─── RECORD SET ───

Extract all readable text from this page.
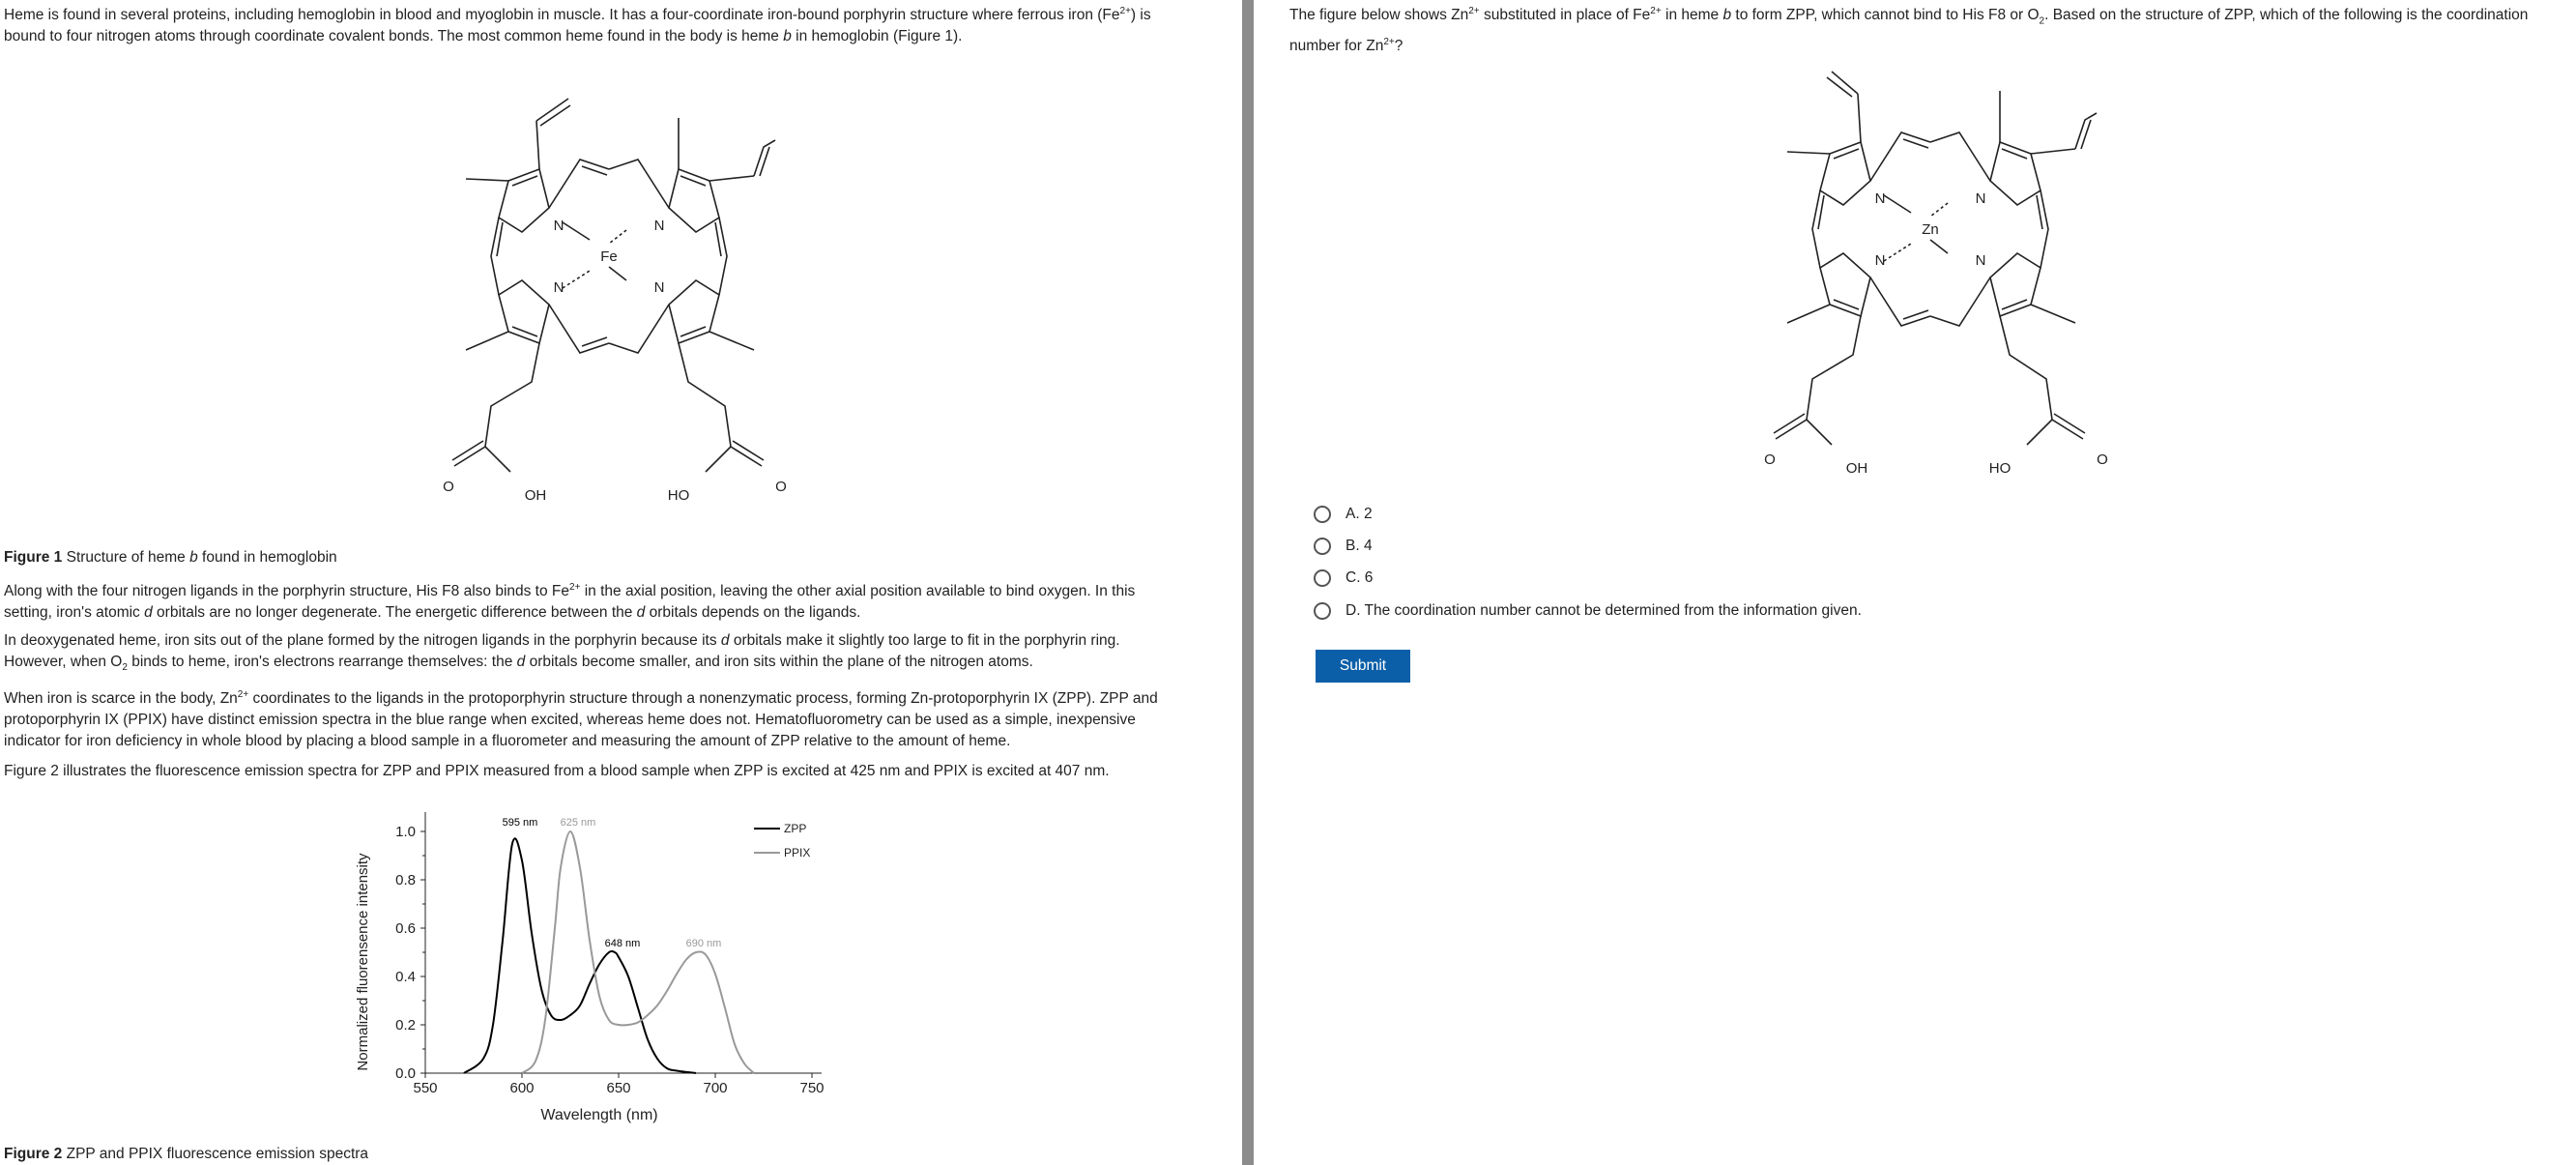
Heme is found in several proteins, including hemoglobin in blood and myoglobin in muscle. It has a four-coordinate iron-bound porphyrin structure where ferrous iron $(Fe^{2+})$ is
bound to four nitrogen atoms through coordinate covalent bonds. The most common heme found in the body is heme b in hemoglobin (Figure 1).

N	N
N	N
Fe
O
OH	HO
O

Figure 1 Structure of heme b found in hemoglobin

Along with the four nitrogen ligands in the porphyrin structure, His F8 also binds to $Fe^{2+}$ in the axial position, leaving the other axial position available to bind oxygen. In this
setting, iron's atomic d orbitals are no longer degenerate. The energetic difference between the d orbitals depends on the ligands.

In deoxygenated heme, iron sits out of the plane formed by the nitrogen ligands in the porphyrin because its d orbitals make it slightly too large to fit in the porphyrin ring.
However, when $O_2$ binds to heme, iron's electrons rearrange themselves: the d orbitals become smaller, and iron sits within the plane of the nitrogen atoms.

When iron is scarce in the body, $Zn^{2+}$ coordinates to the ligands in the protoporphyrin structure through a nonenzymatic process, forming Zn-protoporphyrin IX (ZPP). ZPP and
protoporphyrin IX (PPIX) have distinct emission spectra in the blue range when excited, whereas heme does not. Hematofluorometry can be used as a simple, inexpensive
indicator for iron deficiency in whole blood by placing a blood sample in a fluorometer and measuring the amount of ZPP relative to the amount of heme.

Figure 2 illustrates the fluorescence emission spectra for ZPP and PPIX measured from a blood sample when ZPP is excited at 425 nm and PPIX is excited at 407 nm.

550	600	650	700	750
0.0
0.2
0.4
0.6
0.8
1.0
Wavelength (nm)
Normalized fluorensence intensity
595 nm 625 nm
648 nm	690 nm
ZPP
PPIX

Figure 2 ZPP and PPIX fluorescence emission spectra

The figure below shows $Zn^{2+}$ substituted in place of $Fe^{2+}$ in heme b to form ZPP, which cannot bind to His F8 or $O_2$. Based on the structure of ZPP, which of the following is the coordination
number for $Zn^{2+}$?

N	N
N	N
Zn
O
OH	HO
O
A. 2
B. 4
C. 6
D. The coordination number cannot be determined from the information given.
Submit
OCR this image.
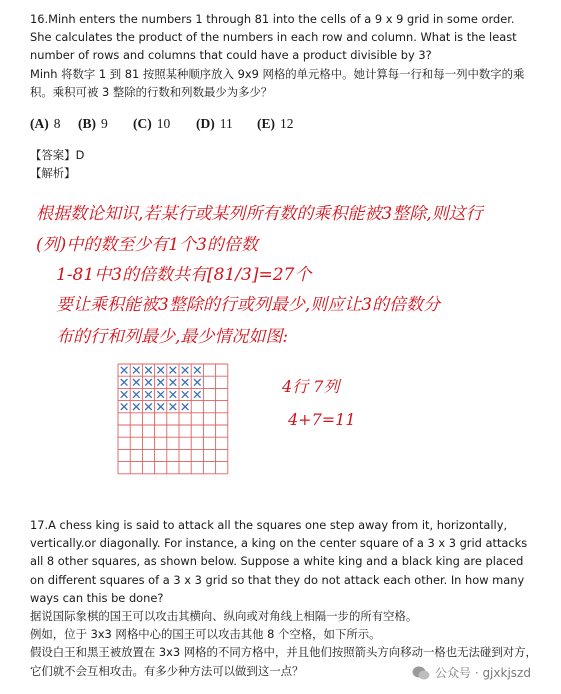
16.Minh enters the numbers 1 through 81 into the cells of a 9 x 9 grid in some order. She calculates the product of the numbers in each row and column. What is the least number of rows and columns that could have a product divisible by 3?
Minh 将数字 1 到 81 按照某种顺序放入 9x9 网格的单元格中。她计算每一行和每一列中数字的乘积。乘积可被 3 整除的行数和列数最少为多少？
(A) 8 (B) 9 (C) 10 (D) 11 (E) 12
【答案】D
【解析】
根据数论知识,若某行或某列所有数的乘积能被3整除,则这行
(列)中的数至少有1个3的倍数
1-81中3的倍数共有[81/3]=27个
要让乘积能被3整除的行或列最少,则应让3的倍数分
布的行和列最少,最少情况如图:
4行 7列
4+7=11
17.A chess king is said to attack all the squares one step away from it, horizontally, vertically.or diagonally. For instance, a king on the center square of a 3 x 3 grid attacks all 8 other squares, as shown below. Suppose a white king and a black king are placed on different squares of a 3 x 3 grid so that they do not attack each other. In how many ways can this be done?
据说国际象棋的国王可以攻击其横向、纵向或对角线上相隔一步的所有空格。
例如，位于 3x3 网格中心的国王可以攻击其他 8 个空格，如下所示。
假设白王和黑王被放置在 3x3 网格的不同方格中，并且他们按照箭头方向移动一格也无法碰到对方，它们就不会互相攻击。有多少种方法可以做到这一点？	公众号 · gjxkjszd
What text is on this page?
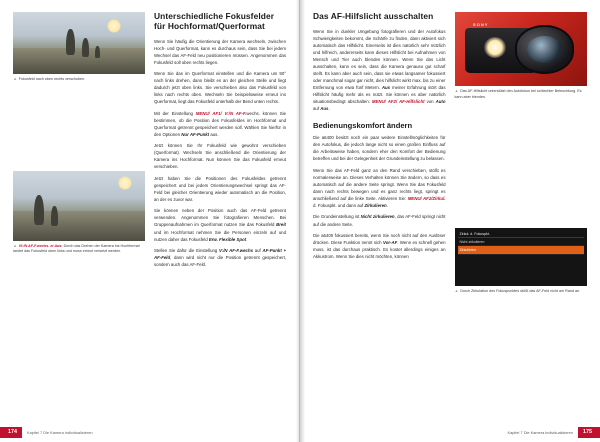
▲ Fokusfeld nach oben rechts verschoben.
▲ VI:/N AF-F.wechs. ei Aus: Durch das Drehen der Kamera ins Hochformat landet das Fokusfeld oben links und muss erneut versetzt werden.
Unterschiedliche Fokusfelder für Hochformat/Querformat

Wenn Sie häufig die Orientierung der Kamera wechseln, zwischen Hoch- und Querformat, kann es durchaus sein, dass Sie bei jedem Wechsel das AF-Feld neu positionieren müssen. Angenommen das Fokusfeld soll oben rechts liegen.

Wenn Sie das im Querformat einstellen und die Kamera um 90° nach links drehen, dann bleibt es an der gleichen Stelle und liegt dadurch jetzt oben links. Sie verschieben also das Fokusfeld von links nach rechts oben. Wechseln Sie beispielsweise erneut ins Querformat, liegt das Fokusfeld unterhalb der Bend unten rechts.

Mit der Einstellung MENU/ AF1/ V:/N AF-F.wechs. können Sie bestimmen, ob die Position des Fokusfeldes im Hochformat und Querformat getrennt gespeichert werden soll. Wählen Sie hierfür in den Optionen Nur AF-Punkt aus.

Jetzt können Sie Ihr Fokusfeld wie gewohnt verschieben (Querformat). Wechseln Sie anschließend die Orientierung der Kamera ins Hochformat. Nun können Sie das Fokusfeld erneut verschieben.

Jetzt haben Sie die Positionen des Fokusfeldes getrennt gespeichert und bei jedem Orientierungswechsel springt das AF-Feld bei gleicher Orientierung wieder automatisch an die Position, an der es zuvor war.

Sie können neben der Position auch das AF-Feld getrennt verwenden. Angenommen Sie fotografieren Menschen. Bei Gruppenaufnahmen im Querformat nutzen Sie das Fokusfeld Breit und im Hochformat nehmen Sie die Personen einzeln auf und nutzen daher das Fokusfeld Erw. Flexible Spot.

Stellen Sie dafür die Einstellung V:/N AF-F.wechs auf AF-Punkt + AF-Feld, dann wird nicht nur die Position getrennt gespeichert, sondern auch das AF-Feld.

174	Kapitel 7 Die Kamera individualisieren
Das AF-Hilfslicht ausschalten

Wenn Sie in dunkler Umgebung fotografieren und der Autofokus Schwierigkeiten bekommt, die Schärfe zu finden, dann aktiviert sich automatisch das Hilfslicht. Einerseits ist dies natürlich sehr nützlich und hilfreich, andererseits kann dieses Hilfslicht bei Aufnahmen von Mensch und Tier auch blenden können. Wenn Sie das Licht ausschalten, kann es sein, dass die Kamera genauso gut scharf stellt. Es kann aber auch sein, dass sie etwas langsamer fokussiert oder manchmal sogar gar nicht, dies hilfslicht wirkt max. bis zu einer Entfernung von etwa fünf Metern. Aus meiner Erfahrung stört das Hilfslicht häufig mehr als es nützt. Sie können es aber natürlich situationsbedingt abschalten: MENU/ AF2/ AF-Hilfslicht von Auto auf Aus.

Bedienungskomfort ändern

Die a6400 besitzt noch ein paar weitere Einstellmöglichkeiten für den Autofokus, die jedoch lange nicht so einen großen Einfluss auf die Arbeitsweise haben, sondern eher den Komfort der Bedienung betreffen und bei der Gelegenheit der Grundeinstellung zu belassen.

Wenn Sie das AF-Feld ganz an den Rand verschieben, stößt es normalerweise an. Dieses Verhalten können Sie ändern, so dass es automatisch auf die andere Seite springt. Wenn Sie das Fokusfeld dann nach rechts bewegen und es ganz rechts liegt, springt es anschließend auf die linke Seite. Aktivieren Sie: MENU/ AF2/Zirkul. d. Fokuspkt. und dann auf Zirkulieren.

Die Grundeinstellung ist Nicht zirkulieren, das AF-Feld springt nicht auf die andere Seite.

Die a6400 fokussiert bereits, wenn Sie noch nicht auf den Auslöser drücken. Diese Funktion nennt sich Vor-AF. Wenn es schnell gehen muss, ist das durchaus praktisch. Es kostet allerdings einiges an Akkustrom. Wenn Sie dies nicht möchten, können

SONY
▲ Das AF-Hilfslicht unterstützt den Autofokus bei schlechter Beleuchtung. Es kann aber blenden.
Zirkul. d. Fokuspkt.
Nicht zirkulieren
Zirkulieren
▲ Durch Zirkulation des Fokuspunktes stößt das AF-Feld nicht am Rand an.
175
Kapitel 7 Die Kamera individualisieren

───

PROBLEM TO WORK ON:
Retype all of the data above word for word, excluding the pictures.

ANSWER FOR THIS EXERCISE:
Extract all readable text from this page.
Heme is found in several proteins, including hemoglobin in blood and myoglobin in muscle. It has a four-coordinate iron-bound porphyrin structure where ferrous iron $(Fe^{2+})$ is
bound to four nitrogen atoms through coordinate covalent bonds. The most common heme found in the body is heme b in hemoglobin (Figure 1).

N	N
N	N
Fe
O
OH	HO
O

Figure 1 Structure of heme b found in hemoglobin

Along with the four nitrogen ligands in the porphyrin structure, His F8 also binds to $Fe^{2+}$ in the axial position, leaving the other axial position available to bind oxygen. In this
setting, iron's atomic d orbitals are no longer degenerate. The energetic difference between the d orbitals depends on the ligands.

In deoxygenated heme, iron sits out of the plane formed by the nitrogen ligands in the porphyrin because its d orbitals make it slightly too large to fit in the porphyrin ring.
However, when $O_2$ binds to heme, iron's electrons rearrange themselves: the d orbitals become smaller, and iron sits within the plane of the nitrogen atoms.

When iron is scarce in the body, $Zn^{2+}$ coordinates to the ligands in the protoporphyrin structure through a nonenzymatic process, forming Zn-protoporphyrin IX (ZPP). ZPP and
protoporphyrin IX (PPIX) have distinct emission spectra in the blue range when excited, whereas heme does not. Hematofluorometry can be used as a simple, inexpensive
indicator for iron deficiency in whole blood by placing a blood sample in a fluorometer and measuring the amount of ZPP relative to the amount of heme.

Figure 2 illustrates the fluorescence emission spectra for ZPP and PPIX measured from a blood sample when ZPP is excited at 425 nm and PPIX is excited at 407 nm.

550	600	650	700	750
0.0
0.2
0.4
0.6
0.8
1.0
Wavelength (nm)
Normalized fluorensence intensity
595 nm 625 nm
648 nm	690 nm
ZPP
PPIX

Figure 2 ZPP and PPIX fluorescence emission spectra

The figure below shows $Zn^{2+}$ substituted in place of $Fe^{2+}$ in heme b to form ZPP, which cannot bind to His F8 or $O_2$. Based on the structure of ZPP, which of the following is the coordination
number for $Zn^{2+}$?

N	N
N	N
Zn
O
OH	HO
O
A. 2
B. 4
C. 6
D. The coordination number cannot be determined from the information given.
Submit
OCR this image.
16.Minh enters the numbers 1 through 81 into the cells of a 9 x 9 grid in some order. She calculates the product of the numbers in each row and column. What is the least number of rows and columns that could have a product divisible by 3?
Minh 将数字 1 到 81 按照某种顺序放入 9x9 网格的单元格中。她计算每一行和每一列中数字的乘积。乘积可被 3 整除的行数和列数最少为多少？
(A) 8 (B) 9 (C) 10 (D) 11 (E) 12
【答案】D
【解析】
根据数论知识,若某行或某列所有数的乘积能被3整除,则这行
(列)中的数至少有1个3的倍数
1-81中3的倍数共有[81/3]=27个
要让乘积能被3整除的行或列最少,则应让3的倍数分
布的行和列最少,最少情况如图:
4行 7列
4+7=11
17.A chess king is said to attack all the squares one step away from it, horizontally, vertically.or diagonally. For instance, a king on the center square of a 3 x 3 grid attacks all 8 other squares, as shown below. Suppose a white king and a black king are placed on different squares of a 3 x 3 grid so that they do not attack each other. In how many ways can this be done?
据说国际象棋的国王可以攻击其横向、纵向或对角线上相隔一步的所有空格。
例如，位于 3x3 网格中心的国王可以攻击其他 8 个空格，如下所示。
假设白王和黑王被放置在 3x3 网格的不同方格中，并且他们按照箭头方向移动一格也无法碰到对方，它们就不会互相攻击。有多少种方法可以做到这一点？	公众号 · gjxkjszd
What text is on this page?
▲ Fokusfeld nach oben rechts verschoben.
▲ VI:/N AF-F.wechs. ei Aus: Durch das Drehen der Kamera ins Hochformat landet das Fokusfeld oben links und muss erneut versetzt werden.
Unterschiedliche Fokusfelder für Hochformat/Querformat

Wenn Sie häufig die Orientierung der Kamera wechseln, zwischen Hoch- und Querformat, kann es durchaus sein, dass Sie bei jedem Wechsel das AF-Feld neu positionieren müssen. Angenommen das Fokusfeld soll oben rechts liegen.

Wenn Sie das im Querformat einstellen und die Kamera um 90° nach links drehen, dann bleibt es an der gleichen Stelle und liegt dadurch jetzt oben links. Sie verschieben also das Fokusfeld von links nach rechts oben. Wechseln Sie beispielsweise erneut ins Querformat, liegt das Fokusfeld unterhalb der Bend unten rechts.

Mit der Einstellung MENU/ AF1/ V:/N AF-F.wechs. können Sie bestimmen, ob die Position des Fokusfeldes im Hochformat und Querformat getrennt gespeichert werden soll. Wählen Sie hierfür in den Optionen Nur AF-Punkt aus.

Jetzt können Sie Ihr Fokusfeld wie gewohnt verschieben (Querformat). Wechseln Sie anschließend die Orientierung der Kamera ins Hochformat. Nun können Sie das Fokusfeld erneut verschieben.

Jetzt haben Sie die Positionen des Fokusfeldes getrennt gespeichert und bei jedem Orientierungswechsel springt das AF-Feld bei gleicher Orientierung wieder automatisch an die Position, an der es zuvor war.

Sie können neben der Position auch das AF-Feld getrennt verwenden. Angenommen Sie fotografieren Menschen. Bei Gruppenaufnahmen im Querformat nutzen Sie das Fokusfeld Breit und im Hochformat nehmen Sie die Personen einzeln auf und nutzen daher das Fokusfeld Erw. Flexible Spot.

Stellen Sie dafür die Einstellung V:/N AF-F.wechs auf AF-Punkt + AF-Feld, dann wird nicht nur die Position getrennt gespeichert, sondern auch das AF-Feld.

174	Kapitel 7 Die Kamera individualisieren
Das AF-Hilfslicht ausschalten

Wenn Sie in dunkler Umgebung fotografieren und der Autofokus Schwierigkeiten bekommt, die Schärfe zu finden, dann aktiviert sich automatisch das Hilfslicht. Einerseits ist dies natürlich sehr nützlich und hilfreich, andererseits kann dieses Hilfslicht bei Aufnahmen von Mensch und Tier auch blenden können. Wenn Sie das Licht ausschalten, kann es sein, dass die Kamera genauso gut scharf stellt. Es kann aber auch sein, dass sie etwas langsamer fokussiert oder manchmal sogar gar nicht, dies hilfslicht wirkt max. bis zu einer Entfernung von etwa fünf Metern. Aus meiner Erfahrung stört das Hilfslicht häufig mehr als es nützt. Sie können es aber natürlich situationsbedingt abschalten: MENU/ AF2/ AF-Hilfslicht von Auto auf Aus.

Bedienungskomfort ändern

Die a6400 besitzt noch ein paar weitere Einstellmöglichkeiten für den Autofokus, die jedoch lange nicht so einen großen Einfluss auf die Arbeitsweise haben, sondern eher den Komfort der Bedienung betreffen und bei der Gelegenheit der Grundeinstellung zu belassen.

Wenn Sie das AF-Feld ganz an den Rand verschieben, stößt es normalerweise an. Dieses Verhalten können Sie ändern, so dass es automatisch auf die andere Seite springt. Wenn Sie das Fokusfeld dann nach rechts bewegen und es ganz rechts liegt, springt es anschließend auf die linke Seite. Aktivieren Sie: MENU/ AF2/Zirkul. d. Fokuspkt. und dann auf Zirkulieren.

Die Grundeinstellung ist Nicht zirkulieren, das AF-Feld springt nicht auf die andere Seite.

Die a6400 fokussiert bereits, wenn Sie noch nicht auf den Auslöser drücken. Diese Funktion nennt sich Vor-AF. Wenn es schnell gehen muss, ist das durchaus praktisch. Es kostet allerdings einiges an Akkustrom. Wenn Sie dies nicht möchten, können

SONY
▲ Das AF-Hilfslicht unterstützt den Autofokus bei schlechter Beleuchtung. Es kann aber blenden.
Zirkul. d. Fokuspkt.
Nicht zirkulieren
Zirkulieren
▲ Durch Zirkulation des Fokuspunktes stößt das AF-Feld nicht am Rand an.
175
Kapitel 7 Die Kamera individualisieren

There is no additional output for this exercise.